_TASK TO CARRY OUT:_
What is the number of lines containing the word "subtitle"? Please answer with that number and nothing more.

_ENTRIES SUPPLIED:_
— Start —

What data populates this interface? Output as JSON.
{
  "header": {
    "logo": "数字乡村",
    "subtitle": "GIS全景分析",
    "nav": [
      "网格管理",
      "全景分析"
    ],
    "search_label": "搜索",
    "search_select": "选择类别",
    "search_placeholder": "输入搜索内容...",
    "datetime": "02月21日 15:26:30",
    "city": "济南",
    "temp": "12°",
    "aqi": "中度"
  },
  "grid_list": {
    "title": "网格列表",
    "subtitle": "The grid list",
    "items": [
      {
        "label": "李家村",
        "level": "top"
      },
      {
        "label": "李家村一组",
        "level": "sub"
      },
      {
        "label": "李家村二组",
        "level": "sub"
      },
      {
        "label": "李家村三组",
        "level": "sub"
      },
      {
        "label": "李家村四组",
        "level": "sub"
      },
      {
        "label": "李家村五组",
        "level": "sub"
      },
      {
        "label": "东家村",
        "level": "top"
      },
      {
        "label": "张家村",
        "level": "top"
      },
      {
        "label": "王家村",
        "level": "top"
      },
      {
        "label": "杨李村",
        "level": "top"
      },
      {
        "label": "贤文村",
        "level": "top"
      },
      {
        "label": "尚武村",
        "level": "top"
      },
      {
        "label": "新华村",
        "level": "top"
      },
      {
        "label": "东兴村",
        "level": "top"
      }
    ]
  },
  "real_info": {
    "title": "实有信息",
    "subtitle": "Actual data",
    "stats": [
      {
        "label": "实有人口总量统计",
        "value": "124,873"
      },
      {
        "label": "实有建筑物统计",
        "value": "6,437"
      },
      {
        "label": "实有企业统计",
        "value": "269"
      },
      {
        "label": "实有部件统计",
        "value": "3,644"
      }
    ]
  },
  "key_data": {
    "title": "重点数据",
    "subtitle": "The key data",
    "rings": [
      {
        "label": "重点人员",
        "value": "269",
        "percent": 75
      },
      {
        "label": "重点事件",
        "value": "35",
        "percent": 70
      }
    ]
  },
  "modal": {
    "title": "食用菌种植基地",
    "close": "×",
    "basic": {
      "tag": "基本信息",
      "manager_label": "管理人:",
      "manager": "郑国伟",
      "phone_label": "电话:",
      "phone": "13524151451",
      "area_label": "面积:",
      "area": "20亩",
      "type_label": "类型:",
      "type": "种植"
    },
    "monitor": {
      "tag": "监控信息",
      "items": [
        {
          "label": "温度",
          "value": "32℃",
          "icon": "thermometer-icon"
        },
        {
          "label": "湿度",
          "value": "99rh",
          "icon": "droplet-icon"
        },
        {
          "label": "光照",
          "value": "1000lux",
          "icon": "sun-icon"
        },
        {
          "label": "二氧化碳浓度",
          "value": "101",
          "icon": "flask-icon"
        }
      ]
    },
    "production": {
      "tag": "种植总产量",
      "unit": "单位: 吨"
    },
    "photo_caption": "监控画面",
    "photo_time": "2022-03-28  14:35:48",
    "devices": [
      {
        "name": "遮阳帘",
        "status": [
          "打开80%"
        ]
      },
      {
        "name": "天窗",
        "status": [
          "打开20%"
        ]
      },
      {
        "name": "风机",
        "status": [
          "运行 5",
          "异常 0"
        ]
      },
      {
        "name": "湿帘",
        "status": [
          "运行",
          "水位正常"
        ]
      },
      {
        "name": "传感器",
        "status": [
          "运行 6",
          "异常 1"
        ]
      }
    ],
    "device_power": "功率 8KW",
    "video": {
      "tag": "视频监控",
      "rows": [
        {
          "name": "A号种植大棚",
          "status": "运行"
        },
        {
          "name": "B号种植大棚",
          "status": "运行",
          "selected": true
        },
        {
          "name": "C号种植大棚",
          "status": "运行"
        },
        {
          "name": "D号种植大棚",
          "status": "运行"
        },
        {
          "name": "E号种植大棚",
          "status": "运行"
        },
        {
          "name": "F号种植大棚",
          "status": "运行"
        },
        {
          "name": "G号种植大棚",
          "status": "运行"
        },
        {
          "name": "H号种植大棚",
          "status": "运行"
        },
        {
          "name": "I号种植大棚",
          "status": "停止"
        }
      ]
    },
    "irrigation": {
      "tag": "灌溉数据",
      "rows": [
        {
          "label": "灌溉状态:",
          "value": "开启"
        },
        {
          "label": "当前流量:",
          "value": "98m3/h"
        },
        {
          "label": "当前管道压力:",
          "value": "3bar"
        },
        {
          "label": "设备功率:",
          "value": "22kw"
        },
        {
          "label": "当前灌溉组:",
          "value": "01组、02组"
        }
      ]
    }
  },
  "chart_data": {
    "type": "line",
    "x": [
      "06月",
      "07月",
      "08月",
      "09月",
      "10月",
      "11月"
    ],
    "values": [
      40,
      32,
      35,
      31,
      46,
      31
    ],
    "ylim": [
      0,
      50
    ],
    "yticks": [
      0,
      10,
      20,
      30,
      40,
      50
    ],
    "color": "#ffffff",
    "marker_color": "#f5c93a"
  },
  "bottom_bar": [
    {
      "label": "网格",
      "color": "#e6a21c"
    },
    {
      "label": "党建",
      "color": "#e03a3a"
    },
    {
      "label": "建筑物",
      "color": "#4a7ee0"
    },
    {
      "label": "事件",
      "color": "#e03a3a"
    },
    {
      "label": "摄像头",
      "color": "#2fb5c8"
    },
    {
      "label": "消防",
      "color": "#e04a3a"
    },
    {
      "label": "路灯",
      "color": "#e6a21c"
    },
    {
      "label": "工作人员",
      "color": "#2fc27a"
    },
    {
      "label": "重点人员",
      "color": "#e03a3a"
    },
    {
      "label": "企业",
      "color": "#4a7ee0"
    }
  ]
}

— End —

_RESULT:_
4